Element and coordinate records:
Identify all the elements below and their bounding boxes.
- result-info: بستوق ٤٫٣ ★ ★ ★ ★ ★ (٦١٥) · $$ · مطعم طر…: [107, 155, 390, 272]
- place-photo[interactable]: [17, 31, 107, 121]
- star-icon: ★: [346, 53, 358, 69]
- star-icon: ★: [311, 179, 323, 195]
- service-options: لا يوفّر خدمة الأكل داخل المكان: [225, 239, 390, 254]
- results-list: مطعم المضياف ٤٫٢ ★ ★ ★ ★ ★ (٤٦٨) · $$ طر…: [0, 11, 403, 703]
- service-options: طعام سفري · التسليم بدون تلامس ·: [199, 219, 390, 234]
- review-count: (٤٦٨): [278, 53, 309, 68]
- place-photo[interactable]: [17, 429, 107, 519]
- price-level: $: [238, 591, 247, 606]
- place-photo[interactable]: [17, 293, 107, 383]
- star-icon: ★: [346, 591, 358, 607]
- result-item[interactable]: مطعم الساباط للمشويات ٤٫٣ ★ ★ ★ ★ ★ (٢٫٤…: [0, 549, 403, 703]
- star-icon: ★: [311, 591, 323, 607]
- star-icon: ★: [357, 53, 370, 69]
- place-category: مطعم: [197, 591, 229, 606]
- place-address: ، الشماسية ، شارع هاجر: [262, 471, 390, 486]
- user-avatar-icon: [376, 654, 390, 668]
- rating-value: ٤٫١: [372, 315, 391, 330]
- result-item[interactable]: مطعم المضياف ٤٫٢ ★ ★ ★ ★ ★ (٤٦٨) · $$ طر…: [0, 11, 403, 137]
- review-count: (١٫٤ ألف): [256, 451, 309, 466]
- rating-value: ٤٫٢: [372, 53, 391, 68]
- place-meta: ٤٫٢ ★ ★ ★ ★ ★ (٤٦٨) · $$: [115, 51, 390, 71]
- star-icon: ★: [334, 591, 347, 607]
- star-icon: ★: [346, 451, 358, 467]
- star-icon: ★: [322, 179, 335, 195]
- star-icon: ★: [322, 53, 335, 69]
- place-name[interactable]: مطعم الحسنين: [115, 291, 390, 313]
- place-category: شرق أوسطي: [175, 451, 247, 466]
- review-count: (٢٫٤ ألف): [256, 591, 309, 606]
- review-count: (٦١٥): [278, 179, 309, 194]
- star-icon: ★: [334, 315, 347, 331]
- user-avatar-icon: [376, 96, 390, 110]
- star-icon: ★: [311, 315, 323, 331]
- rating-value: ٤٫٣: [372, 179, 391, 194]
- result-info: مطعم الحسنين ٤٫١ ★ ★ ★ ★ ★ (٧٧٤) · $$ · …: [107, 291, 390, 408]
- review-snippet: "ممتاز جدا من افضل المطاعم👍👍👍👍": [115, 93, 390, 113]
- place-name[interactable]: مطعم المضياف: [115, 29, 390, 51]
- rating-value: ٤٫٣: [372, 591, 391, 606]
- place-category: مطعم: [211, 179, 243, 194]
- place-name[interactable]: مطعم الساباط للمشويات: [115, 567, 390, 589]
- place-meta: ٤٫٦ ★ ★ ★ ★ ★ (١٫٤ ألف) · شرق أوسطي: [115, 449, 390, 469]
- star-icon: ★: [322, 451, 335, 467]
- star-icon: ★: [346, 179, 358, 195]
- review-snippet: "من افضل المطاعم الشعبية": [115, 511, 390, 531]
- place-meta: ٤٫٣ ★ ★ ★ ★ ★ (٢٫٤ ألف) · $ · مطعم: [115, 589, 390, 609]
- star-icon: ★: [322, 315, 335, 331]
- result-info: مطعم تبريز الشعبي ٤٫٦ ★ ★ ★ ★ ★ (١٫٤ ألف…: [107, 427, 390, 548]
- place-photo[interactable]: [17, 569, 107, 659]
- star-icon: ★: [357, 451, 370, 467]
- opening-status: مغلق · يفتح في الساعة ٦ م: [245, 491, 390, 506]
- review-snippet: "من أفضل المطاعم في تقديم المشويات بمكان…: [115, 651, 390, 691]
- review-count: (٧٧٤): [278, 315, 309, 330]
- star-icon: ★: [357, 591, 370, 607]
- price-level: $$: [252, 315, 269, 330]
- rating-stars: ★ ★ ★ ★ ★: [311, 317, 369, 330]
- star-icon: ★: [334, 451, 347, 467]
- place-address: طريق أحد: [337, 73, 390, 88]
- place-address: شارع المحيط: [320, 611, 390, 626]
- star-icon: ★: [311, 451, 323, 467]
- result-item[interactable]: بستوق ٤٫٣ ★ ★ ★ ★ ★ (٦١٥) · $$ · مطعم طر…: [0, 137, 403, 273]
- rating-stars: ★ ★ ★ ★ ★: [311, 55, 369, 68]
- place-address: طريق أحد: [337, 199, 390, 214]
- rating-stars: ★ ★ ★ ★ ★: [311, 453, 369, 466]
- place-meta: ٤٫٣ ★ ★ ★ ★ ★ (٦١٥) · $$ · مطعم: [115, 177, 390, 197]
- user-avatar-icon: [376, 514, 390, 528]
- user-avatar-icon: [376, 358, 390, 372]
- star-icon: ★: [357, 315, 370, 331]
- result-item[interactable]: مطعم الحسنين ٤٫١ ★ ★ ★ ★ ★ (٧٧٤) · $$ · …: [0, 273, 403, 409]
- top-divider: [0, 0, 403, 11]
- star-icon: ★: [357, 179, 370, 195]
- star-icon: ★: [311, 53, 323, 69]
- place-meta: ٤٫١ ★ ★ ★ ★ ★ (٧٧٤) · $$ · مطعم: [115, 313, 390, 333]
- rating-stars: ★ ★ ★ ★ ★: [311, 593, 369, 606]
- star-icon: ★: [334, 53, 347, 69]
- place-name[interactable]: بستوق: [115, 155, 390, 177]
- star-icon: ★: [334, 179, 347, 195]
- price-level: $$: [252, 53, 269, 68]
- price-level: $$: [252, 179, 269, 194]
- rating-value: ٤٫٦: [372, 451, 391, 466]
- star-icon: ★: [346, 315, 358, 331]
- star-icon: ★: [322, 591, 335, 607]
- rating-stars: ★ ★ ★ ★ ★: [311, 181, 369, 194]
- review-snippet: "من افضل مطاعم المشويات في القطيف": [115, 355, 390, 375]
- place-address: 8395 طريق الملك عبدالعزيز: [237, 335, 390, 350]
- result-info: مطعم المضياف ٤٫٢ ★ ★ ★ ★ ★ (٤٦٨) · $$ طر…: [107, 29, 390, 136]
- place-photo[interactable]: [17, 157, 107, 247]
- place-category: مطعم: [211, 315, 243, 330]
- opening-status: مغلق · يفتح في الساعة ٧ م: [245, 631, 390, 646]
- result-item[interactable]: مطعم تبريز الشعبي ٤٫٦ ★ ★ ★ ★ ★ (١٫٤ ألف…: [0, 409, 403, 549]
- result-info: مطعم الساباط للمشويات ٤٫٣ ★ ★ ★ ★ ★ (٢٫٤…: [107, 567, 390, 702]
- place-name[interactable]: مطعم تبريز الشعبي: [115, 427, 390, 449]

* [EXERCISE REQUIREMENTS]: Update the records above by changing every "star-icon" to "rating-star" and keeping everything else the same.

* [SOLUTION FOR THIS TASK]:
Identify all the elements below and their bounding boxes.
- result-info: بستوق ٤٫٣ ★ ★ ★ ★ ★ (٦١٥) · $$ · مطعم طر…: [107, 155, 390, 272]
- place-photo[interactable]: [17, 31, 107, 121]
- rating-star: ★: [346, 53, 358, 69]
- rating-star: ★: [311, 179, 323, 195]
- service-options: لا يوفّر خدمة الأكل داخل المكان: [225, 239, 390, 254]
- results-list: مطعم المضياف ٤٫٢ ★ ★ ★ ★ ★ (٤٦٨) · $$ طر…: [0, 11, 403, 703]
- service-options: طعام سفري · التسليم بدون تلامس ·: [199, 219, 390, 234]
- review-count: (٤٦٨): [278, 53, 309, 68]
- place-photo[interactable]: [17, 429, 107, 519]
- price-level: $: [238, 591, 247, 606]
- place-photo[interactable]: [17, 293, 107, 383]
- rating-star: ★: [346, 591, 358, 607]
- result-item[interactable]: مطعم الساباط للمشويات ٤٫٣ ★ ★ ★ ★ ★ (٢٫٤…: [0, 549, 403, 703]
- rating-star: ★: [311, 591, 323, 607]
- rating-star: ★: [357, 53, 370, 69]
- place-category: مطعم: [197, 591, 229, 606]
- place-address: ، الشماسية ، شارع هاجر: [262, 471, 390, 486]
- user-avatar-icon: [376, 654, 390, 668]
- rating-value: ٤٫١: [372, 315, 391, 330]
- result-item[interactable]: مطعم المضياف ٤٫٢ ★ ★ ★ ★ ★ (٤٦٨) · $$ طر…: [0, 11, 403, 137]
- review-count: (١٫٤ ألف): [256, 451, 309, 466]
- rating-value: ٤٫٢: [372, 53, 391, 68]
- place-meta: ٤٫٢ ★ ★ ★ ★ ★ (٤٦٨) · $$: [115, 51, 390, 71]
- rating-star: ★: [334, 591, 347, 607]
- rating-star: ★: [346, 451, 358, 467]
- rating-star: ★: [322, 179, 335, 195]
- rating-star: ★: [322, 53, 335, 69]
- place-name[interactable]: مطعم الحسنين: [115, 291, 390, 313]
- place-category: شرق أوسطي: [175, 451, 247, 466]
- review-count: (٢٫٤ ألف): [256, 591, 309, 606]
- review-count: (٦١٥): [278, 179, 309, 194]
- rating-star: ★: [334, 315, 347, 331]
- user-avatar-icon: [376, 96, 390, 110]
- rating-star: ★: [311, 315, 323, 331]
- rating-value: ٤٫٣: [372, 179, 391, 194]
- result-info: مطعم الحسنين ٤٫١ ★ ★ ★ ★ ★ (٧٧٤) · $$ · …: [107, 291, 390, 408]
- review-snippet: "ممتاز جدا من افضل المطاعم👍👍👍👍": [115, 93, 390, 113]
- place-name[interactable]: مطعم المضياف: [115, 29, 390, 51]
- rating-value: ٤٫٣: [372, 591, 391, 606]
- place-category: مطعم: [211, 179, 243, 194]
- place-name[interactable]: مطعم الساباط للمشويات: [115, 567, 390, 589]
- place-meta: ٤٫٦ ★ ★ ★ ★ ★ (١٫٤ ألف) · شرق أوسطي: [115, 449, 390, 469]
- rating-star: ★: [322, 451, 335, 467]
- rating-star: ★: [346, 179, 358, 195]
- review-snippet: "من افضل المطاعم الشعبية": [115, 511, 390, 531]
- place-meta: ٤٫٣ ★ ★ ★ ★ ★ (٢٫٤ ألف) · $ · مطعم: [115, 589, 390, 609]
- rating-star: ★: [322, 315, 335, 331]
- result-info: مطعم تبريز الشعبي ٤٫٦ ★ ★ ★ ★ ★ (١٫٤ ألف…: [107, 427, 390, 548]
- place-photo[interactable]: [17, 569, 107, 659]
- rating-star: ★: [357, 451, 370, 467]
- opening-status: مغلق · يفتح في الساعة ٦ م: [245, 491, 390, 506]
- review-snippet: "من أفضل المطاعم في تقديم المشويات بمكان…: [115, 651, 390, 691]
- review-count: (٧٧٤): [278, 315, 309, 330]
- rating-star: ★: [357, 591, 370, 607]
- price-level: $$: [252, 315, 269, 330]
- rating-stars: ★ ★ ★ ★ ★: [311, 317, 369, 330]
- rating-star: ★: [334, 451, 347, 467]
- place-address: طريق أحد: [337, 73, 390, 88]
- place-address: شارع المحيط: [320, 611, 390, 626]
- rating-star: ★: [311, 451, 323, 467]
- result-item[interactable]: بستوق ٤٫٣ ★ ★ ★ ★ ★ (٦١٥) · $$ · مطعم طر…: [0, 137, 403, 273]
- rating-stars: ★ ★ ★ ★ ★: [311, 55, 369, 68]
- place-address: طريق أحد: [337, 199, 390, 214]
- rating-stars: ★ ★ ★ ★ ★: [311, 453, 369, 466]
- place-meta: ٤٫٣ ★ ★ ★ ★ ★ (٦١٥) · $$ · مطعم: [115, 177, 390, 197]
- user-avatar-icon: [376, 514, 390, 528]
- user-avatar-icon: [376, 358, 390, 372]
- rating-star: ★: [357, 315, 370, 331]
- result-item[interactable]: مطعم الحسنين ٤٫١ ★ ★ ★ ★ ★ (٧٧٤) · $$ · …: [0, 273, 403, 409]
- top-divider: [0, 0, 403, 11]
- rating-star: ★: [357, 179, 370, 195]
- rating-star: ★: [311, 53, 323, 69]
- place-meta: ٤٫١ ★ ★ ★ ★ ★ (٧٧٤) · $$ · مطعم: [115, 313, 390, 333]
- rating-stars: ★ ★ ★ ★ ★: [311, 593, 369, 606]
- rating-star: ★: [334, 53, 347, 69]
- place-name[interactable]: بستوق: [115, 155, 390, 177]
- rating-star: ★: [334, 179, 347, 195]
- price-level: $$: [252, 53, 269, 68]
- price-level: $$: [252, 179, 269, 194]
- rating-value: ٤٫٦: [372, 451, 391, 466]
- rating-star: ★: [346, 315, 358, 331]
- rating-star: ★: [322, 591, 335, 607]
- rating-stars: ★ ★ ★ ★ ★: [311, 181, 369, 194]
- review-snippet: "من افضل مطاعم المشويات في القطيف": [115, 355, 390, 375]
- place-address: 8395 طريق الملك عبدالعزيز: [237, 335, 390, 350]
- result-info: مطعم المضياف ٤٫٢ ★ ★ ★ ★ ★ (٤٦٨) · $$ طر…: [107, 29, 390, 136]
- place-photo[interactable]: [17, 157, 107, 247]
- place-category: مطعم: [211, 315, 243, 330]
- opening-status: مغلق · يفتح في الساعة ٧ م: [245, 631, 390, 646]
- result-item[interactable]: مطعم تبريز الشعبي ٤٫٦ ★ ★ ★ ★ ★ (١٫٤ ألف…: [0, 409, 403, 549]
- result-info: مطعم الساباط للمشويات ٤٫٣ ★ ★ ★ ★ ★ (٢٫٤…: [107, 567, 390, 702]
- place-name[interactable]: مطعم تبريز الشعبي: [115, 427, 390, 449]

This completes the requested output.